start DATA EXTRACT
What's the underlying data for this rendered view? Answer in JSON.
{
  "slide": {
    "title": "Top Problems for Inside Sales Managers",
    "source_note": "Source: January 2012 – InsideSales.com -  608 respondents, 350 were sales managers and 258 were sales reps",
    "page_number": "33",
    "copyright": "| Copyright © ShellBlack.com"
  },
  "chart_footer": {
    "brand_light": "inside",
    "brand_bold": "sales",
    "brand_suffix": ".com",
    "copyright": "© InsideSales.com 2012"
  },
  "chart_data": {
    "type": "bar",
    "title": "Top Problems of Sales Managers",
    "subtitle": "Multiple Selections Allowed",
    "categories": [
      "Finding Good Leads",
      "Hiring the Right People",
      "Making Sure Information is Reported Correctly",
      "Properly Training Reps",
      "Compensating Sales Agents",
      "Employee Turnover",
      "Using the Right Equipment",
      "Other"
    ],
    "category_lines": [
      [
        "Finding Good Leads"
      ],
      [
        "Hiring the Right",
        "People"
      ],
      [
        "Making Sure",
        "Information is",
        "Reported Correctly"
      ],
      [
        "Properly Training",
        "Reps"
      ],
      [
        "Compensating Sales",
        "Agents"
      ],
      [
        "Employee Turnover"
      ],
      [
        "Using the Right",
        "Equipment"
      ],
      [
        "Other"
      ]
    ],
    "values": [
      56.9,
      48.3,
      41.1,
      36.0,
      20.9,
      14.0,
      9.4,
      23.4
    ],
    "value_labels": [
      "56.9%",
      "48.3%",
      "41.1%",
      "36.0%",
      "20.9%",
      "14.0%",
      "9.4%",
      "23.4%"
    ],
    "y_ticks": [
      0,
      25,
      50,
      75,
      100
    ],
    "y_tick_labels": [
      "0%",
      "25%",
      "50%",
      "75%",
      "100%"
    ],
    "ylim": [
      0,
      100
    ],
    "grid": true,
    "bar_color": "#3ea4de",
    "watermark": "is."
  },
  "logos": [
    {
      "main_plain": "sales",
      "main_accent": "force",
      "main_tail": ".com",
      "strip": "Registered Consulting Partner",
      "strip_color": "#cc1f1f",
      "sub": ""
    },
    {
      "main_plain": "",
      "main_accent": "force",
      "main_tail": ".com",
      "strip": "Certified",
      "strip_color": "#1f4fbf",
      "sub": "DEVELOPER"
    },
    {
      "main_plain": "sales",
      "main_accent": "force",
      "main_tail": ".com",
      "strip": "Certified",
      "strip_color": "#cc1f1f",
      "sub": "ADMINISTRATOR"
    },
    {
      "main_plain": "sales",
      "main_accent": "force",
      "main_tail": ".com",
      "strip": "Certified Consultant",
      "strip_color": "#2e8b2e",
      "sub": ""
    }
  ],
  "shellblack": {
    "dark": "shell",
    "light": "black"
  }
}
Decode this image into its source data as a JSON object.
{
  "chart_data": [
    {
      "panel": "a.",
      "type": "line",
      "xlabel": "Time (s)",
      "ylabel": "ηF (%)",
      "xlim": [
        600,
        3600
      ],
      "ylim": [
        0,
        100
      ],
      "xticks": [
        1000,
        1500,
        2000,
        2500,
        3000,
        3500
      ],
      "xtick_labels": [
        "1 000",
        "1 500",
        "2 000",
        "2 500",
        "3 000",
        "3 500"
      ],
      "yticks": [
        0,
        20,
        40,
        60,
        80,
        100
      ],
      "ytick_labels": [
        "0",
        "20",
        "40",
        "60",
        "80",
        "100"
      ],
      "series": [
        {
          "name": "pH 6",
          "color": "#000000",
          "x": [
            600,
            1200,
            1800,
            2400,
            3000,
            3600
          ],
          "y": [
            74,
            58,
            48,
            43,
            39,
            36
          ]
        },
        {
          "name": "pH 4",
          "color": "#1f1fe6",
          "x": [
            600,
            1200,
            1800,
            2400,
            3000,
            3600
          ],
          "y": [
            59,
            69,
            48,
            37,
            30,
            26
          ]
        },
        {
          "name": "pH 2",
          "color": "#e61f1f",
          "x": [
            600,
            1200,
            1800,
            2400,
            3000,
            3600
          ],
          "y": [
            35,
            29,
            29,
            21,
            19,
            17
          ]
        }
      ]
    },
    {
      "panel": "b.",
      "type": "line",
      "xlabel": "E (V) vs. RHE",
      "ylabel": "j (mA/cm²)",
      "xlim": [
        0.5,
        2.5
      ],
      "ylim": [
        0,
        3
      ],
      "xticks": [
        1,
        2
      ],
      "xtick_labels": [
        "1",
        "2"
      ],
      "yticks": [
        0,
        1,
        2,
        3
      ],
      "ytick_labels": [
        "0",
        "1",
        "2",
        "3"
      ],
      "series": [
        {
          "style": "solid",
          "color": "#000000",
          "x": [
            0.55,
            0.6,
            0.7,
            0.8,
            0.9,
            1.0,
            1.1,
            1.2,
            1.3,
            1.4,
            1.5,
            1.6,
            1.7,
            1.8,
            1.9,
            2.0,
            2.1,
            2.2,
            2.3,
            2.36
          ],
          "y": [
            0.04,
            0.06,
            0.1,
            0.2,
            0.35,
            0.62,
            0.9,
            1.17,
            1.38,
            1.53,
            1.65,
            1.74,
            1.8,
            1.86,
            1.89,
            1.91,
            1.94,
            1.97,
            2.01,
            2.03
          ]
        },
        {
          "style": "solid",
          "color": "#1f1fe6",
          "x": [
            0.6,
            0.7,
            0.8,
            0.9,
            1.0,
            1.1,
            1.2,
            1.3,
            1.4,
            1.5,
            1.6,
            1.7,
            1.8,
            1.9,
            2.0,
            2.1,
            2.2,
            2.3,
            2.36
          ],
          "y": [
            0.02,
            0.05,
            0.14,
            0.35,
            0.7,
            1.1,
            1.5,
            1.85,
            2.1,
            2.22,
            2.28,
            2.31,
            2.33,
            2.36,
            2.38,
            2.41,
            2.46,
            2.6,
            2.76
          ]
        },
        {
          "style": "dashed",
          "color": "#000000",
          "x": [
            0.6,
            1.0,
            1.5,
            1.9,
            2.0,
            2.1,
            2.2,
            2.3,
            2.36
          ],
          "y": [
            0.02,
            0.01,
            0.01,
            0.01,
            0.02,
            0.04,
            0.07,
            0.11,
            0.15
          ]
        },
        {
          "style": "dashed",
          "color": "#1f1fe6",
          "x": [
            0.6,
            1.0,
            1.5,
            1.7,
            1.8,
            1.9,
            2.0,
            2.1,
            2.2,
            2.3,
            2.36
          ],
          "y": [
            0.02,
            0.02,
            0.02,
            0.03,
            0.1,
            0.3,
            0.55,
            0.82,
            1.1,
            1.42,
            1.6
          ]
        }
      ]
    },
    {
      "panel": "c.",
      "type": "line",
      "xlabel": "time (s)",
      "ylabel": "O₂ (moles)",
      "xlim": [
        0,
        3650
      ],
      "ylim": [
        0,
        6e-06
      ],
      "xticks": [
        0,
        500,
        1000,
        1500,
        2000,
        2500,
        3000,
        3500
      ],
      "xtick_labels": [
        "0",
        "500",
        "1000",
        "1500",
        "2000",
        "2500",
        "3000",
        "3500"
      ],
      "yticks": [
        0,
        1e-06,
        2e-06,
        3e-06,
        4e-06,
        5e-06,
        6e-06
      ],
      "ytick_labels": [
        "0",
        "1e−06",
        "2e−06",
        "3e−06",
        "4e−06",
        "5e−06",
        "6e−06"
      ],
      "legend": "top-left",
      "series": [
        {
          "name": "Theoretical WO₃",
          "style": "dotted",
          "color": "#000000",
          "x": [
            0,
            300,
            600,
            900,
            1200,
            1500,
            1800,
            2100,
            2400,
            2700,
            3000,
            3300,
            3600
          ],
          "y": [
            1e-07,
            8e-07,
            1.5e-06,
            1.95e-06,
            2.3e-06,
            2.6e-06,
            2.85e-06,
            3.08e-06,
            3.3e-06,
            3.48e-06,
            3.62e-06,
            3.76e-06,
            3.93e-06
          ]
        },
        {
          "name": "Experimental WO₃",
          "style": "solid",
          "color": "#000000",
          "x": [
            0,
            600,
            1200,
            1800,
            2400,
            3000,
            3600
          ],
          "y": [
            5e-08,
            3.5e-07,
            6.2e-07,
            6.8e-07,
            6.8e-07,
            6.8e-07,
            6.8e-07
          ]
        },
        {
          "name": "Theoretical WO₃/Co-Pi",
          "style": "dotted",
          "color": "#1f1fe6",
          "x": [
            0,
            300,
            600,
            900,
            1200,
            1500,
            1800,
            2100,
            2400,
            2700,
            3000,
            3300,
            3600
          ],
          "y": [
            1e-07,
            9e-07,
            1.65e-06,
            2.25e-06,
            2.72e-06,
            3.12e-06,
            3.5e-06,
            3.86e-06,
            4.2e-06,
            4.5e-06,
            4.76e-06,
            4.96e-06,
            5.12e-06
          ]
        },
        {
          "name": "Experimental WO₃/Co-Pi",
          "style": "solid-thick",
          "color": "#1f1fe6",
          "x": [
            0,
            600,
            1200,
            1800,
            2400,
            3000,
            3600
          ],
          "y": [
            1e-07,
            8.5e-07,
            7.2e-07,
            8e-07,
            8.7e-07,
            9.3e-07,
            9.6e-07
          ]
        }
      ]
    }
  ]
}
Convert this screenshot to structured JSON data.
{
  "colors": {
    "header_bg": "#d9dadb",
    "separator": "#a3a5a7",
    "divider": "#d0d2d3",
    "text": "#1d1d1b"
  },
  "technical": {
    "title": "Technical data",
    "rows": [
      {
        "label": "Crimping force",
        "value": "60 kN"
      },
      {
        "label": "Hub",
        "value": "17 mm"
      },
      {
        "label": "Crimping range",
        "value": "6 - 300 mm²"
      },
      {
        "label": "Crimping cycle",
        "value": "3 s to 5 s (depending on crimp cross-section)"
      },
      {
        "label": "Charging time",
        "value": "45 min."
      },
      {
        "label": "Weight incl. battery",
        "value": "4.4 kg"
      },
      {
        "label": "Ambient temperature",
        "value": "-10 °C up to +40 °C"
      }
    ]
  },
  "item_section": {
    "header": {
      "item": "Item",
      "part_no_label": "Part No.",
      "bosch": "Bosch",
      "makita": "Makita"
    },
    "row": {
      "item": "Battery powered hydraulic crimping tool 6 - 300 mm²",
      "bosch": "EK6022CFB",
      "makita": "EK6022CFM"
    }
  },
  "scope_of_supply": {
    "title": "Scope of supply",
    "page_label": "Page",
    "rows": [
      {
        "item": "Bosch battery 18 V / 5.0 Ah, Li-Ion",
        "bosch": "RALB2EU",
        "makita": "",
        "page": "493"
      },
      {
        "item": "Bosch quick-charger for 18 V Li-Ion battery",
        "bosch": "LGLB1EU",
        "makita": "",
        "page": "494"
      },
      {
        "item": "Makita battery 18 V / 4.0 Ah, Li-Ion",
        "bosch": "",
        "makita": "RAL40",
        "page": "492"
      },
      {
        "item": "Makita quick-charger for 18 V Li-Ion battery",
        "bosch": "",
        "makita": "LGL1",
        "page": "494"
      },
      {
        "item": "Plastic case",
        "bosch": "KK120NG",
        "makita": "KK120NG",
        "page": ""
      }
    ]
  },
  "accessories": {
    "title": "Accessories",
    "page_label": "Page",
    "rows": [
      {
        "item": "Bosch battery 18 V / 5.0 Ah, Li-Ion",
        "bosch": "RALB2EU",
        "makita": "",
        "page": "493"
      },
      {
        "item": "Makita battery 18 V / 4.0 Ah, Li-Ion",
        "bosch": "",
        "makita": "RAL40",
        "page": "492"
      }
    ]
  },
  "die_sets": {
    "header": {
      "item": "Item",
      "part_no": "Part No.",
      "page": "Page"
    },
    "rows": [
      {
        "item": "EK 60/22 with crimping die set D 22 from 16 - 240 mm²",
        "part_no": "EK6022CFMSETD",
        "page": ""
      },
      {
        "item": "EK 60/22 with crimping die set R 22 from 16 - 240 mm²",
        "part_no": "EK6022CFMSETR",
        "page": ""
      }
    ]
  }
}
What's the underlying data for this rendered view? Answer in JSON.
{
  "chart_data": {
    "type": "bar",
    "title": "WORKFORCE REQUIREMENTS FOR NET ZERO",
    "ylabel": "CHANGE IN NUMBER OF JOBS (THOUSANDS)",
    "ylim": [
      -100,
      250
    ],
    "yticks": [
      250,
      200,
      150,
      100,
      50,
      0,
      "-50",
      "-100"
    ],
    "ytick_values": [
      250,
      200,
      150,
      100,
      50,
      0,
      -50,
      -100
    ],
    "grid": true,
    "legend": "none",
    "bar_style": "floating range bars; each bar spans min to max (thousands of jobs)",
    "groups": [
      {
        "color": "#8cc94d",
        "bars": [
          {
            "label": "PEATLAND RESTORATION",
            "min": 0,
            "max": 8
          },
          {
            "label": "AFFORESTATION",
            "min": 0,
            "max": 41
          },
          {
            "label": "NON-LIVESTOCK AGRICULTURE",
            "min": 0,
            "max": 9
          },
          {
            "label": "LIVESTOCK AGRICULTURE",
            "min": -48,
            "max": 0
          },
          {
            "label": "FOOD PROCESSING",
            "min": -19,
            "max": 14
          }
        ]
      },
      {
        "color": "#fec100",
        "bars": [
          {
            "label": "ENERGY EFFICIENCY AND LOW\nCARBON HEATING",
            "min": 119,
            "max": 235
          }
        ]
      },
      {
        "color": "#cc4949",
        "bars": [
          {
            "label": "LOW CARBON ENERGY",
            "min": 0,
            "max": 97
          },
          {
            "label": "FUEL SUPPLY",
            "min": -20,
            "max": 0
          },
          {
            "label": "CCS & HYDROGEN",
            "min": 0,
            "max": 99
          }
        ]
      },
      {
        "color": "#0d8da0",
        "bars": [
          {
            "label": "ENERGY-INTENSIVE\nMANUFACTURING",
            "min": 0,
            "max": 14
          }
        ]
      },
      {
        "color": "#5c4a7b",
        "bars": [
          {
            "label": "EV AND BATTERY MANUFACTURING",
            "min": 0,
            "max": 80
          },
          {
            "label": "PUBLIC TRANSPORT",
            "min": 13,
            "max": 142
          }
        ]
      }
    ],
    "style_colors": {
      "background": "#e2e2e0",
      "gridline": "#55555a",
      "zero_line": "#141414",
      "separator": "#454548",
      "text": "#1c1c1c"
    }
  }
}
end DATA EXTRACT
## CHALLENGE
In the entries above, find the lines containing the word "Compensating" and say how many there are, with no other words.

## SOLUTION TO THE PROBLEM
2